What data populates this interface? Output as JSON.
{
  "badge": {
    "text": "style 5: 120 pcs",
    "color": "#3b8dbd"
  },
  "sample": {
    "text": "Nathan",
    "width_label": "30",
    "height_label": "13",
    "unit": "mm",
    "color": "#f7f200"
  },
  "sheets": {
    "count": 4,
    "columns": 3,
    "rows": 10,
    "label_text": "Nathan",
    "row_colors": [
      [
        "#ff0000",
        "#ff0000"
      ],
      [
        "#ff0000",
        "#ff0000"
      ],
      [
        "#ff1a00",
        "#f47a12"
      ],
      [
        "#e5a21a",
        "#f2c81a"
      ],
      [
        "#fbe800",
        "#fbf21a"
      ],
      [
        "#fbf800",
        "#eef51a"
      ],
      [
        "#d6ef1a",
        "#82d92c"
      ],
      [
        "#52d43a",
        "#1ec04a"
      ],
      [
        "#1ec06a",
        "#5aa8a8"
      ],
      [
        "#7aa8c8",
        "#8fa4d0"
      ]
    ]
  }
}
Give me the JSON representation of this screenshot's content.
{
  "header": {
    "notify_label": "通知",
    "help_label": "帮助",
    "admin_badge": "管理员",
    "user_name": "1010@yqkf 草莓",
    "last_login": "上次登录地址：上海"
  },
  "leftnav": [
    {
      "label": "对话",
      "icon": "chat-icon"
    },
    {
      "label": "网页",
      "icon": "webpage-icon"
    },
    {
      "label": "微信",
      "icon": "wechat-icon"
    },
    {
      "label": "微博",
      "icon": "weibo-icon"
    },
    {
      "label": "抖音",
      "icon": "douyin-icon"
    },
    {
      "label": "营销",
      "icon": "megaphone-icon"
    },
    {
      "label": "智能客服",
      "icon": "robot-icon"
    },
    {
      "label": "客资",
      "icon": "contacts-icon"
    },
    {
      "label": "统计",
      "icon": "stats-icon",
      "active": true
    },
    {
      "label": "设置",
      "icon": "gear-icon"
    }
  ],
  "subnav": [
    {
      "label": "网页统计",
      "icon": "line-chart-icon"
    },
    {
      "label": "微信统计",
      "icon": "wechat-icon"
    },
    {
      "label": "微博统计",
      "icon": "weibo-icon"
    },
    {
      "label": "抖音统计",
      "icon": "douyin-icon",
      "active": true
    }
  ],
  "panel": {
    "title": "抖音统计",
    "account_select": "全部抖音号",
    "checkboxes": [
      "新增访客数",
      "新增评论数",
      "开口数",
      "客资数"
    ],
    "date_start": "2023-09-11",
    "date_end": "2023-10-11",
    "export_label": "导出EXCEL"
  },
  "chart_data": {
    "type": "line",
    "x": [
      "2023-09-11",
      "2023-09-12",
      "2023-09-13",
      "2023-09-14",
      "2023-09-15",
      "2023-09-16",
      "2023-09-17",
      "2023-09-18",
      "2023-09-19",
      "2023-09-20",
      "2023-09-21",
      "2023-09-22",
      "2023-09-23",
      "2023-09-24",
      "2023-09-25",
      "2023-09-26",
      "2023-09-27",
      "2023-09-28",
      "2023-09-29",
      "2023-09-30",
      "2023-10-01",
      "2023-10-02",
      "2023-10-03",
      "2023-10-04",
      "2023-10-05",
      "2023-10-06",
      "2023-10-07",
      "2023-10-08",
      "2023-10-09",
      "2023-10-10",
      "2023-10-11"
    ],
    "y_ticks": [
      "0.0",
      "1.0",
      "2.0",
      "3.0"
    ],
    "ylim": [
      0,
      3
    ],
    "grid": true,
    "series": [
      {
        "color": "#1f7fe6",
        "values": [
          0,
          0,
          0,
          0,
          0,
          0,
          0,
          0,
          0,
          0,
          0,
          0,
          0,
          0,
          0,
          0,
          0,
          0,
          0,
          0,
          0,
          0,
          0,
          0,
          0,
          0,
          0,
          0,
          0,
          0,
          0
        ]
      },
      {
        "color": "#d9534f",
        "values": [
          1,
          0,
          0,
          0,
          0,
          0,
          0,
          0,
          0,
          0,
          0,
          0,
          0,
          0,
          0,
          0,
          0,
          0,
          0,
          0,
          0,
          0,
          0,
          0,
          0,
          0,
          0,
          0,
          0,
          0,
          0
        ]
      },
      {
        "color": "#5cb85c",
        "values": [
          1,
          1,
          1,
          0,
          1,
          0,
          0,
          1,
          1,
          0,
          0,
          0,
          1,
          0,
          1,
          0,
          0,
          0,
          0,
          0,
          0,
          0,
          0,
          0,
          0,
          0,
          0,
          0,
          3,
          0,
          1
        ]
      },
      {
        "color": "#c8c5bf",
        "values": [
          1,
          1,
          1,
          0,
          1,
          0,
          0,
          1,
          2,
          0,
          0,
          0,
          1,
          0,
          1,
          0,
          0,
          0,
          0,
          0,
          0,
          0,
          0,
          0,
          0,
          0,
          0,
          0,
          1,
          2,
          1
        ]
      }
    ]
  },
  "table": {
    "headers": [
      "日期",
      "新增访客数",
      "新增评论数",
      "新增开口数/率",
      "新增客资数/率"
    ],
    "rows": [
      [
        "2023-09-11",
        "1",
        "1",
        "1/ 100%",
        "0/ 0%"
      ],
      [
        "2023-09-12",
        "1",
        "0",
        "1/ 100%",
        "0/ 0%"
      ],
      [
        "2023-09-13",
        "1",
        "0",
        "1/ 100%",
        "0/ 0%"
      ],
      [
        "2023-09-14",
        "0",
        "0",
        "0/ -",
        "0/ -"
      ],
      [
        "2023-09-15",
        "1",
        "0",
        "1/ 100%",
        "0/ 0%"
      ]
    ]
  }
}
• • •
* **What needs to be done**: Transcribe the material above in its entirety. Match it exactly.

* **Complete response**:
What data populates this interface? Output as JSON.
{
  "badge": {
    "text": "style 5: 120 pcs",
    "color": "#3b8dbd"
  },
  "sample": {
    "text": "Nathan",
    "width_label": "30",
    "height_label": "13",
    "unit": "mm",
    "color": "#f7f200"
  },
  "sheets": {
    "count": 4,
    "columns": 3,
    "rows": 10,
    "label_text": "Nathan",
    "row_colors": [
      [
        "#ff0000",
        "#ff0000"
      ],
      [
        "#ff0000",
        "#ff0000"
      ],
      [
        "#ff1a00",
        "#f47a12"
      ],
      [
        "#e5a21a",
        "#f2c81a"
      ],
      [
        "#fbe800",
        "#fbf21a"
      ],
      [
        "#fbf800",
        "#eef51a"
      ],
      [
        "#d6ef1a",
        "#82d92c"
      ],
      [
        "#52d43a",
        "#1ec04a"
      ],
      [
        "#1ec06a",
        "#5aa8a8"
      ],
      [
        "#7aa8c8",
        "#8fa4d0"
      ]
    ]
  }
}
Give me the JSON representation of this screenshot's content.
{
  "header": {
    "notify_label": "通知",
    "help_label": "帮助",
    "admin_badge": "管理员",
    "user_name": "1010@yqkf 草莓",
    "last_login": "上次登录地址：上海"
  },
  "leftnav": [
    {
      "label": "对话",
      "icon": "chat-icon"
    },
    {
      "label": "网页",
      "icon": "webpage-icon"
    },
    {
      "label": "微信",
      "icon": "wechat-icon"
    },
    {
      "label": "微博",
      "icon": "weibo-icon"
    },
    {
      "label": "抖音",
      "icon": "douyin-icon"
    },
    {
      "label": "营销",
      "icon": "megaphone-icon"
    },
    {
      "label": "智能客服",
      "icon": "robot-icon"
    },
    {
      "label": "客资",
      "icon": "contacts-icon"
    },
    {
      "label": "统计",
      "icon": "stats-icon",
      "active": true
    },
    {
      "label": "设置",
      "icon": "gear-icon"
    }
  ],
  "subnav": [
    {
      "label": "网页统计",
      "icon": "line-chart-icon"
    },
    {
      "label": "微信统计",
      "icon": "wechat-icon"
    },
    {
      "label": "微博统计",
      "icon": "weibo-icon"
    },
    {
      "label": "抖音统计",
      "icon": "douyin-icon",
      "active": true
    }
  ],
  "panel": {
    "title": "抖音统计",
    "account_select": "全部抖音号",
    "checkboxes": [
      "新增访客数",
      "新增评论数",
      "开口数",
      "客资数"
    ],
    "date_start": "2023-09-11",
    "date_end": "2023-10-11",
    "export_label": "导出EXCEL"
  },
  "chart_data": {
    "type": "line",
    "x": [
      "2023-09-11",
      "2023-09-12",
      "2023-09-13",
      "2023-09-14",
      "2023-09-15",
      "2023-09-16",
      "2023-09-17",
      "2023-09-18",
      "2023-09-19",
      "2023-09-20",
      "2023-09-21",
      "2023-09-22",
      "2023-09-23",
      "2023-09-24",
      "2023-09-25",
      "2023-09-26",
      "2023-09-27",
      "2023-09-28",
      "2023-09-29",
      "2023-09-30",
      "2023-10-01",
      "2023-10-02",
      "2023-10-03",
      "2023-10-04",
      "2023-10-05",
      "2023-10-06",
      "2023-10-07",
      "2023-10-08",
      "2023-10-09",
      "2023-10-10",
      "2023-10-11"
    ],
    "y_ticks": [
      "0.0",
      "1.0",
      "2.0",
      "3.0"
    ],
    "ylim": [
      0,
      3
    ],
    "grid": true,
    "series": [
      {
        "color": "#1f7fe6",
        "values": [
          0,
          0,
          0,
          0,
          0,
          0,
          0,
          0,
          0,
          0,
          0,
          0,
          0,
          0,
          0,
          0,
          0,
          0,
          0,
          0,
          0,
          0,
          0,
          0,
          0,
          0,
          0,
          0,
          0,
          0,
          0
        ]
      },
      {
        "color": "#d9534f",
        "values": [
          1,
          0,
          0,
          0,
          0,
          0,
          0,
          0,
          0,
          0,
          0,
          0,
          0,
          0,
          0,
          0,
          0,
          0,
          0,
          0,
          0,
          0,
          0,
          0,
          0,
          0,
          0,
          0,
          0,
          0,
          0
        ]
      },
      {
        "color": "#5cb85c",
        "values": [
          1,
          1,
          1,
          0,
          1,
          0,
          0,
          1,
          1,
          0,
          0,
          0,
          1,
          0,
          1,
          0,
          0,
          0,
          0,
          0,
          0,
          0,
          0,
          0,
          0,
          0,
          0,
          0,
          3,
          0,
          1
        ]
      },
      {
        "color": "#c8c5bf",
        "values": [
          1,
          1,
          1,
          0,
          1,
          0,
          0,
          1,
          2,
          0,
          0,
          0,
          1,
          0,
          1,
          0,
          0,
          0,
          0,
          0,
          0,
          0,
          0,
          0,
          0,
          0,
          0,
          0,
          1,
          2,
          1
        ]
      }
    ]
  },
  "table": {
    "headers": [
      "日期",
      "新增访客数",
      "新增评论数",
      "新增开口数/率",
      "新增客资数/率"
    ],
    "rows": [
      [
        "2023-09-11",
        "1",
        "1",
        "1/ 100%",
        "0/ 0%"
      ],
      [
        "2023-09-12",
        "1",
        "0",
        "1/ 100%",
        "0/ 0%"
      ],
      [
        "2023-09-13",
        "1",
        "0",
        "1/ 100%",
        "0/ 0%"
      ],
      [
        "2023-09-14",
        "0",
        "0",
        "0/ -",
        "0/ -"
      ],
      [
        "2023-09-15",
        "1",
        "0",
        "1/ 100%",
        "0/ 0%"
      ]
    ]
  }
}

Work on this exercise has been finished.